▶ _Task goal_
How many lines in this data contain the string "JSON"? Reply with the number only.

(Dataset items)
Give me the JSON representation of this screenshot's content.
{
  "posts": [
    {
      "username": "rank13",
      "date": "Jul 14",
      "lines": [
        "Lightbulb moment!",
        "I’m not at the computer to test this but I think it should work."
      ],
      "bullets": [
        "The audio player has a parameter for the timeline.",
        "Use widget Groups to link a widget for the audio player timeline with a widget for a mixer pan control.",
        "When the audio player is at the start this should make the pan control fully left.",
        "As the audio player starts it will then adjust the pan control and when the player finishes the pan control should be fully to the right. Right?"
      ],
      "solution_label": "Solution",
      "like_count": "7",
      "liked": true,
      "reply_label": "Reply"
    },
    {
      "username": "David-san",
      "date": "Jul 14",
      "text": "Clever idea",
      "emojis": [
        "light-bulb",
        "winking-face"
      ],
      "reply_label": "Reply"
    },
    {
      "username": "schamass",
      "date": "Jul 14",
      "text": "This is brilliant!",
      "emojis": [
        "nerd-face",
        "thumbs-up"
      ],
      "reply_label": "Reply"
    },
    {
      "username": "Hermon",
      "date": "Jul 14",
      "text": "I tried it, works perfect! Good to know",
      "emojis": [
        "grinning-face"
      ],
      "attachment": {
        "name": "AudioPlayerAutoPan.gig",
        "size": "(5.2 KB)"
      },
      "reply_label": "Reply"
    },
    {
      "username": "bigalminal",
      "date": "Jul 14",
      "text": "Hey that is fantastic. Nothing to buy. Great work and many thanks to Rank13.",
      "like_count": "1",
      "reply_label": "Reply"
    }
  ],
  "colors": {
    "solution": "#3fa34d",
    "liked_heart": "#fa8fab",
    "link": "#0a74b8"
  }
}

* * *

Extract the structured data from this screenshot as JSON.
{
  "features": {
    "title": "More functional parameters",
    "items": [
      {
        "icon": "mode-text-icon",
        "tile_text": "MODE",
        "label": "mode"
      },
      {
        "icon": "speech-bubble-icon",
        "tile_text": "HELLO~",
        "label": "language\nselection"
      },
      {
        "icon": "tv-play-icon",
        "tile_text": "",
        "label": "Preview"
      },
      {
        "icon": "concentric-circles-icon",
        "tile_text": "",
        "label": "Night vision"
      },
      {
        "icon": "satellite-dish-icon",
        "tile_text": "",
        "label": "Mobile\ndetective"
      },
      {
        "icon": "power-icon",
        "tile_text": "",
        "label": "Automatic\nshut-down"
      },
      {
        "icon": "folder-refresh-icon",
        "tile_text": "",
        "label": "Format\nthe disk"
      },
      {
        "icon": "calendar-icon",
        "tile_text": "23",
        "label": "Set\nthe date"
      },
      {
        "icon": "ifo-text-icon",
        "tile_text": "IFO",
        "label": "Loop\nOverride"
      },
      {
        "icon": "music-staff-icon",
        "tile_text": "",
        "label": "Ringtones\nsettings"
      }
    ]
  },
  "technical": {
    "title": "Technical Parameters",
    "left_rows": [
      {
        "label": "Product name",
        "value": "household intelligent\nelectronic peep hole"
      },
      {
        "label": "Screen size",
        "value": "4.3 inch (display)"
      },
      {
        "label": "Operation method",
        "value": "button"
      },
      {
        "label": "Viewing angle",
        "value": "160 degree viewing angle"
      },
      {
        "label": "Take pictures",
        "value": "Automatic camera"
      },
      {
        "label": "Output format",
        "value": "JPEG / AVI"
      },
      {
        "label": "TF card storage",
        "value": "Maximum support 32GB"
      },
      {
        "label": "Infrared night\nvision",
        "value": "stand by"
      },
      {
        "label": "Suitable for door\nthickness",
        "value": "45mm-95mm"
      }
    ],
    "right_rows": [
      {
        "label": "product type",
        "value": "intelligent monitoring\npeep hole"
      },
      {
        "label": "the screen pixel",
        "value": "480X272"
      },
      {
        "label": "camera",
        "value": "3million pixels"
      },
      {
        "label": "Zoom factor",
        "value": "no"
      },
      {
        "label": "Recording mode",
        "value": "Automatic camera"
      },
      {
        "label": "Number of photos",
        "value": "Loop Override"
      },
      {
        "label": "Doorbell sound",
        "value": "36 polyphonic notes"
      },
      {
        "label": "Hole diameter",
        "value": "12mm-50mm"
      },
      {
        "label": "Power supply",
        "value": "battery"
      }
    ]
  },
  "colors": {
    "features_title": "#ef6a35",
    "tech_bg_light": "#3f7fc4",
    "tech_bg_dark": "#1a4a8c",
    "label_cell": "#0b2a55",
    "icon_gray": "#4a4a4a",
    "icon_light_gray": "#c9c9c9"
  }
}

* * *

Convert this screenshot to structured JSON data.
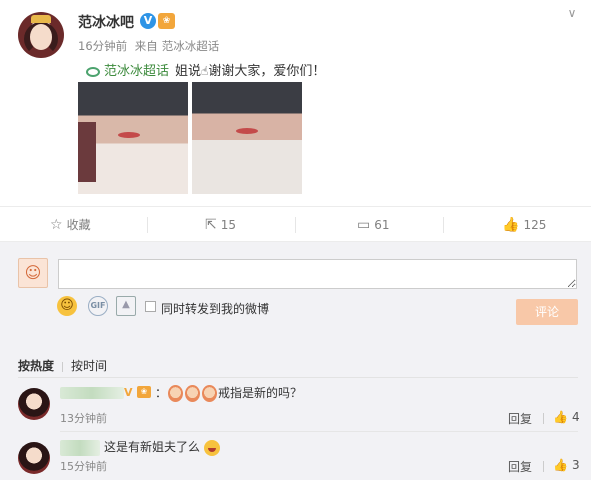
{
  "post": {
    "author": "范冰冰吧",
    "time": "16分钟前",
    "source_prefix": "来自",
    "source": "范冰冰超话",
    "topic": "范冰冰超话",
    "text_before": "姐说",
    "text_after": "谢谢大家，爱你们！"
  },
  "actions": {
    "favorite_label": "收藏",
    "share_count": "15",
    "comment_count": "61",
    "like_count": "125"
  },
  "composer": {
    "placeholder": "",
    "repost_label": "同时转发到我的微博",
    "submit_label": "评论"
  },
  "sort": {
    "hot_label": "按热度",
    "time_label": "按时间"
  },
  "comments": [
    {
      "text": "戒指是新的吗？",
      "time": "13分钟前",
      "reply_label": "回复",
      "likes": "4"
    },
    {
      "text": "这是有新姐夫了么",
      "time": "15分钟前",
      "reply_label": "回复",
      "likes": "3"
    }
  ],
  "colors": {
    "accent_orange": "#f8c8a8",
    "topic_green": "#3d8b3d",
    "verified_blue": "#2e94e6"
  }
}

▶ _Correct result_
3